» PROBLEM DETAILS:
Within the records below, find each line that holds the string "ADOPCION", then copy it.

(Figure collection entries)

————

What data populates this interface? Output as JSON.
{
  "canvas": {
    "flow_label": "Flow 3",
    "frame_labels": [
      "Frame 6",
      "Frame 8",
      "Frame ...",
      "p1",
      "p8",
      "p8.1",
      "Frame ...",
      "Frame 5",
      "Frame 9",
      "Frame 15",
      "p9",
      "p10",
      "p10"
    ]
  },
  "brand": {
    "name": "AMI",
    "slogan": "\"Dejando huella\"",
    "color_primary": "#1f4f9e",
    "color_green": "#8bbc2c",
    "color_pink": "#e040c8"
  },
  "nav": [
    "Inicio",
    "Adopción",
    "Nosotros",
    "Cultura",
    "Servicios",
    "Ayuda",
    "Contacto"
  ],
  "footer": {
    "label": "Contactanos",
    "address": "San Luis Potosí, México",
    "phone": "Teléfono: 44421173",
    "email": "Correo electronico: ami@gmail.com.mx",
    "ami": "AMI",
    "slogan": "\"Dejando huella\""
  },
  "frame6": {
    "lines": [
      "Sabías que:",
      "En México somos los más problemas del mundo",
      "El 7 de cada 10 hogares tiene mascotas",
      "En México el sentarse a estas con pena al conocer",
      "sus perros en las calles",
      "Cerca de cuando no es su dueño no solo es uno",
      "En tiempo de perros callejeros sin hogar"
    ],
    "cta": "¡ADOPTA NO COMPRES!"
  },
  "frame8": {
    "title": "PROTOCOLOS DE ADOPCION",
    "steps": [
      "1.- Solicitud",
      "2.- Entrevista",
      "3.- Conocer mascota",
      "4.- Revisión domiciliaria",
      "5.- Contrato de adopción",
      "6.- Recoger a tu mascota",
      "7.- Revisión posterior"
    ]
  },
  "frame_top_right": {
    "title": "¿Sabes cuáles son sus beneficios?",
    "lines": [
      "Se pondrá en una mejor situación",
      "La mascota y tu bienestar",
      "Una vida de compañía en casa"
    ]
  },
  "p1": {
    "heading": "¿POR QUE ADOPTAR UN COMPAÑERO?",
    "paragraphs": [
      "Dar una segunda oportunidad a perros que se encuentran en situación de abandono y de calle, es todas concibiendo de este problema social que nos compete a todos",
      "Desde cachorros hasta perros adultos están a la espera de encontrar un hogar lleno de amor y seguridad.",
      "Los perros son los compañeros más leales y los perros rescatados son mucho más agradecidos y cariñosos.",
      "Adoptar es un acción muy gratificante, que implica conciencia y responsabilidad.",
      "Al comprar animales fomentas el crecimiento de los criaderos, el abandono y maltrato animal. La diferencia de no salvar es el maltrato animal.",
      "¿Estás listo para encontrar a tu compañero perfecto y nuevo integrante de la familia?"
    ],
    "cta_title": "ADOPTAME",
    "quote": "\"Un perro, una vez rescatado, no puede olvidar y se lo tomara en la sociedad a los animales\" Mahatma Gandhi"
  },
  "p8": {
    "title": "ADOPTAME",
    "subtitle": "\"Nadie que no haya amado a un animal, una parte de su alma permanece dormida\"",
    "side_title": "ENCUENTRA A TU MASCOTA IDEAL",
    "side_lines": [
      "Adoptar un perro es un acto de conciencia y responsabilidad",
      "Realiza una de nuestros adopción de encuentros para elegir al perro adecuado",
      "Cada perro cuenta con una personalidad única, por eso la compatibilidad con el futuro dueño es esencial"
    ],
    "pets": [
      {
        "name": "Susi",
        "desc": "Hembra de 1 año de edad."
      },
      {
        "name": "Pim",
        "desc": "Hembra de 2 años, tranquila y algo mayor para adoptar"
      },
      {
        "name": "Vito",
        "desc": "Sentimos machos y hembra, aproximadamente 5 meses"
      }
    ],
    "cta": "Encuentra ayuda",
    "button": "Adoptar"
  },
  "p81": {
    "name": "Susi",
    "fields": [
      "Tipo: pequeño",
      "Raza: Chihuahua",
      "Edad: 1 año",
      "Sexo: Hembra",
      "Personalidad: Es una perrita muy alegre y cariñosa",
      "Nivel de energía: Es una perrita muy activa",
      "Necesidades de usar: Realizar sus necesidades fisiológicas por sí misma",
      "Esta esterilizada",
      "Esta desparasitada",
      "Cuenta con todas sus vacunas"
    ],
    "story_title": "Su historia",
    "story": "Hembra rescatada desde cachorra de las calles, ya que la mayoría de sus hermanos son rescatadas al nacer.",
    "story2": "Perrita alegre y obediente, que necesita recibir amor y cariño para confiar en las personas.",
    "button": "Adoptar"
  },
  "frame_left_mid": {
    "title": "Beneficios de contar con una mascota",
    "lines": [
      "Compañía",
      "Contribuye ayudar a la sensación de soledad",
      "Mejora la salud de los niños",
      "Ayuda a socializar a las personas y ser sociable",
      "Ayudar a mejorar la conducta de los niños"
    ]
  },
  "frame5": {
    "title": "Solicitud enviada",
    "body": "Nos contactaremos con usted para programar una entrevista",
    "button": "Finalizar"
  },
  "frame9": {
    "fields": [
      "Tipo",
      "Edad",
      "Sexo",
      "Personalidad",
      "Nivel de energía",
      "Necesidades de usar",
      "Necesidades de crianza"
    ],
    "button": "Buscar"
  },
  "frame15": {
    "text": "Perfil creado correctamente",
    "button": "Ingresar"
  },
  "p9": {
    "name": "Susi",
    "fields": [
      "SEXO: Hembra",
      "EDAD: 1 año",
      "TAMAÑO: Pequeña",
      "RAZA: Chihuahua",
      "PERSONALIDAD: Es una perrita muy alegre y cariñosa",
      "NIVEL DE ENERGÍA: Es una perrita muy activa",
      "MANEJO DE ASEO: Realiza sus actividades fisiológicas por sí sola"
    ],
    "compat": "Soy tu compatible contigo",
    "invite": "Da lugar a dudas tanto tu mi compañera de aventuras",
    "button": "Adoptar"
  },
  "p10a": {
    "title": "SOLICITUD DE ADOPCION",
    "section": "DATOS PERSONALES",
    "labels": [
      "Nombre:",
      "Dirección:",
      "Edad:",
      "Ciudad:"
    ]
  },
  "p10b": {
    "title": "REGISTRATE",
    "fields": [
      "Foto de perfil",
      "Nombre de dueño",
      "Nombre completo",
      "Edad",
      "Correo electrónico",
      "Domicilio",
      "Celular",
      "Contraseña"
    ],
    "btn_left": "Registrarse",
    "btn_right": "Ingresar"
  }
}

————

» THE ANSWER:
    "title": "PROTOCOLOS DE ADOPCION",
    "title": "SOLICITUD DE ADOPCION",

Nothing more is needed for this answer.